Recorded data
::::::

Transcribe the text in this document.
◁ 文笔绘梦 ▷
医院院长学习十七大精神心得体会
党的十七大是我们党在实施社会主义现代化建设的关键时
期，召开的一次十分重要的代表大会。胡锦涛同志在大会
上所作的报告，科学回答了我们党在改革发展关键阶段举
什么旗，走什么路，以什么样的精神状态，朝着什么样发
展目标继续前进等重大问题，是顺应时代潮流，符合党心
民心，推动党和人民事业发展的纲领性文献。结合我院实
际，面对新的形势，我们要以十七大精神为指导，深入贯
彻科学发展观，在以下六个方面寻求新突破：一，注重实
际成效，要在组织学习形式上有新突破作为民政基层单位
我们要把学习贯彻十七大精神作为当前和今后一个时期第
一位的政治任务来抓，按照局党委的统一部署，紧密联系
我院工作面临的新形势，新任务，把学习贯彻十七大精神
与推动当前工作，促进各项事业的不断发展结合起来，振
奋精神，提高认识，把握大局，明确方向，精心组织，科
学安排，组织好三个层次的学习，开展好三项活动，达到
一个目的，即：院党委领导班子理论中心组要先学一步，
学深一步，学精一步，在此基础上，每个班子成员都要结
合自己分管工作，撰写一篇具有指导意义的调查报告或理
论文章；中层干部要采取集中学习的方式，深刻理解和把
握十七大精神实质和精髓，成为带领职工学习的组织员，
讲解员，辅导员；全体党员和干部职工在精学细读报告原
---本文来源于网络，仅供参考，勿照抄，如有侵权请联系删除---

::::::

Short exercise — Each entry above needs to be retyped exactly.

Worked answer —
Transcribe the text in this document.
◁ 文笔绘梦 ▷
医院院长学习十七大精神心得体会
党的十七大是我们党在实施社会主义现代化建设的关键时
期，召开的一次十分重要的代表大会。胡锦涛同志在大会
上所作的报告，科学回答了我们党在改革发展关键阶段举
什么旗，走什么路，以什么样的精神状态，朝着什么样发
展目标继续前进等重大问题，是顺应时代潮流，符合党心
民心，推动党和人民事业发展的纲领性文献。结合我院实
际，面对新的形势，我们要以十七大精神为指导，深入贯
彻科学发展观，在以下六个方面寻求新突破：一，注重实
际成效，要在组织学习形式上有新突破作为民政基层单位
我们要把学习贯彻十七大精神作为当前和今后一个时期第
一位的政治任务来抓，按照局党委的统一部署，紧密联系
我院工作面临的新形势，新任务，把学习贯彻十七大精神
与推动当前工作，促进各项事业的不断发展结合起来，振
奋精神，提高认识，把握大局，明确方向，精心组织，科
学安排，组织好三个层次的学习，开展好三项活动，达到
一个目的，即：院党委领导班子理论中心组要先学一步，
学深一步，学精一步，在此基础上，每个班子成员都要结
合自己分管工作，撰写一篇具有指导意义的调查报告或理
论文章；中层干部要采取集中学习的方式，深刻理解和把
握十七大精神实质和精髓，成为带领职工学习的组织员，
讲解员，辅导员；全体党员和干部职工在精学细读报告原
---本文来源于网络，仅供参考，勿照抄，如有侵权请联系删除---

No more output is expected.